═════ The input

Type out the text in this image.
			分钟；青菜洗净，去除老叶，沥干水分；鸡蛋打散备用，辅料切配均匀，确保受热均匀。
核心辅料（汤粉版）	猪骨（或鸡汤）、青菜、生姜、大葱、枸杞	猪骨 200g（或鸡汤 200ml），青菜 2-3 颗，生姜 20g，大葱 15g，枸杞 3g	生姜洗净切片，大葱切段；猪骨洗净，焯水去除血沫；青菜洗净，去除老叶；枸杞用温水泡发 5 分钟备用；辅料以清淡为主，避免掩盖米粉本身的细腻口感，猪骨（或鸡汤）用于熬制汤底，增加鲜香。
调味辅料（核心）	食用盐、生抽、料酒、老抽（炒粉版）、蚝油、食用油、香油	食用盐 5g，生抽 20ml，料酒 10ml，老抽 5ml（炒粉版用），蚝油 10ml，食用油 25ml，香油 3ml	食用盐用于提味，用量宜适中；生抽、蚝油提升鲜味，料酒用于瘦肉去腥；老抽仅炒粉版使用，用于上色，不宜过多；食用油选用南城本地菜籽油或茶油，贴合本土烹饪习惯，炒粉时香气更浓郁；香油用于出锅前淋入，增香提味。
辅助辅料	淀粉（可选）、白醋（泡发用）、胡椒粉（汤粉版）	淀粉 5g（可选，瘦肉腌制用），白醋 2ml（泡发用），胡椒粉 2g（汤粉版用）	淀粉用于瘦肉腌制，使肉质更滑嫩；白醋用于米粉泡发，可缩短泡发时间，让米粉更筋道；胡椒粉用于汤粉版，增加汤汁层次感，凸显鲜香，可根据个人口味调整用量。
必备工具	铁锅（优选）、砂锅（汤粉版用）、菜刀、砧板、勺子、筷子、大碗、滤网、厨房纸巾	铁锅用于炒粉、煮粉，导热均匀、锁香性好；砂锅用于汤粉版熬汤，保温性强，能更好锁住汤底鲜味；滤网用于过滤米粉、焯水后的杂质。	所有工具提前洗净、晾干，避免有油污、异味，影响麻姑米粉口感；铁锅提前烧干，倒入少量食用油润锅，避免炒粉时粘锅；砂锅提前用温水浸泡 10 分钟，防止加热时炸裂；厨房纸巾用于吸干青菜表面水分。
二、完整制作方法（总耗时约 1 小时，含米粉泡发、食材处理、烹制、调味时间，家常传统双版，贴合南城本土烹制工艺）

══════════
═════ The input

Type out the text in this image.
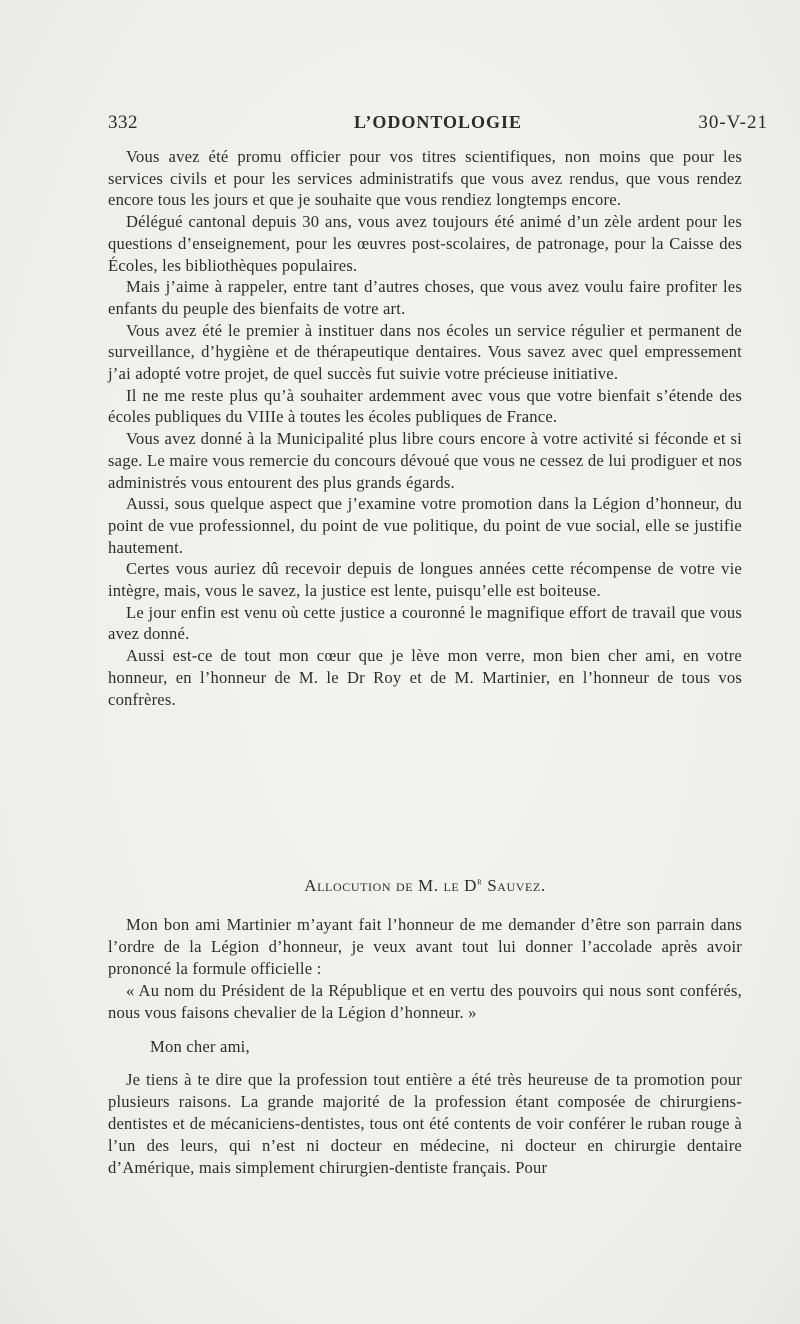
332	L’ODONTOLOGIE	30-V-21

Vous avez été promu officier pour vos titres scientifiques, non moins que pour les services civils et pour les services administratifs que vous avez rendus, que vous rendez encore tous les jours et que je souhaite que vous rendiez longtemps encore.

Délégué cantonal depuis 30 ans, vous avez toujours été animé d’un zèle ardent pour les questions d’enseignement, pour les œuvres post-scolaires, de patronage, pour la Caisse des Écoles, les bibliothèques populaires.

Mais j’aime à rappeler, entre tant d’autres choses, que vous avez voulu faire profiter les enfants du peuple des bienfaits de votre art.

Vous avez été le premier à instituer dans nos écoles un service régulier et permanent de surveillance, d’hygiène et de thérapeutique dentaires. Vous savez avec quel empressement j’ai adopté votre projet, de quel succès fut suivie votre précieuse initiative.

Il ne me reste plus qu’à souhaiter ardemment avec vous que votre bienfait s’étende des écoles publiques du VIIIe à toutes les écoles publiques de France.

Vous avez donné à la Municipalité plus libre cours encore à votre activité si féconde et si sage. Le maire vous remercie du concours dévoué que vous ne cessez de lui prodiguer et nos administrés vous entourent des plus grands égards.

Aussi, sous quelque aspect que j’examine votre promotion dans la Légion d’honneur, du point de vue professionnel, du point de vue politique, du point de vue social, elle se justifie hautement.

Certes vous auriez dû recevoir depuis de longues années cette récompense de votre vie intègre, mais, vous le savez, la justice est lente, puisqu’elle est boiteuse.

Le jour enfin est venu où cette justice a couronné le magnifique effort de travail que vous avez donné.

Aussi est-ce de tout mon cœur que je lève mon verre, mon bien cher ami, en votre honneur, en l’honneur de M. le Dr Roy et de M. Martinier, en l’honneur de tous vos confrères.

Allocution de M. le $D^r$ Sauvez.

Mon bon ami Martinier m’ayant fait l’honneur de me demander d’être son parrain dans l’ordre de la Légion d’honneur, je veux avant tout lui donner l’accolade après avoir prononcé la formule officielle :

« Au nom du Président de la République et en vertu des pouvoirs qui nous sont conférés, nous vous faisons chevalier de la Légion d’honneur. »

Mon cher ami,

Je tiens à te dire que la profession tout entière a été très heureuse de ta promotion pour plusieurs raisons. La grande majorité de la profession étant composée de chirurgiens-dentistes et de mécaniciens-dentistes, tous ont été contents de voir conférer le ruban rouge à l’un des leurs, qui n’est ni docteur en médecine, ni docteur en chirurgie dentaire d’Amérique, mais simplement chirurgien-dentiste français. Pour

══════════
═════ The input

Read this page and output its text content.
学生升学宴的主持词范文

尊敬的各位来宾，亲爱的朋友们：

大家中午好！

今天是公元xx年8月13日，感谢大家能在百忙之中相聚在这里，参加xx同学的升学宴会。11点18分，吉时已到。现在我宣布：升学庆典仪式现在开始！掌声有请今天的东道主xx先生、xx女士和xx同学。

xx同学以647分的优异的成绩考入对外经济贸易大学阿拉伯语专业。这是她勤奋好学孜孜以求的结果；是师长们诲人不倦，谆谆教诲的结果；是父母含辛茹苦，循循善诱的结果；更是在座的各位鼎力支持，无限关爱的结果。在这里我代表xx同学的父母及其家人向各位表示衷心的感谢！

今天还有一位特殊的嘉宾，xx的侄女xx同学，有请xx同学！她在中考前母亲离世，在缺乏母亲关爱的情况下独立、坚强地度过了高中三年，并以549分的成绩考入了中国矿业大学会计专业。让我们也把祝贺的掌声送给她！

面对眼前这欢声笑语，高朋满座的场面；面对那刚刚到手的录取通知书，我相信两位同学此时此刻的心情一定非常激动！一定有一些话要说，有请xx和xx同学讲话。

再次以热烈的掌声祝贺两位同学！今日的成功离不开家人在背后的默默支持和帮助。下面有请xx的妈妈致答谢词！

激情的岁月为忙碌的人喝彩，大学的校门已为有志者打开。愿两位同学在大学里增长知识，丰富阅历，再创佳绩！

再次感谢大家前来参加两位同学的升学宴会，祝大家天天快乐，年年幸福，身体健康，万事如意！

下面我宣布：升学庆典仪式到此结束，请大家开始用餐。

══════════

**What to produce**
Reproduce every line from the entries that holds the word "savez".

**Task answer**
Vous avez été le premier à instituer dans nos écoles un service régulier et permanent de surveillance, d’hygiène et de thérapeutique dentaires. Vous savez avec quel empressement j’ai adopté votre projet, de quel succès fut suivie votre précieuse initiative.
Certes vous auriez dû recevoir depuis de longues années cette récompense de votre vie intègre, mais, vous le savez, la justice est lente, puisqu’elle est boiteuse.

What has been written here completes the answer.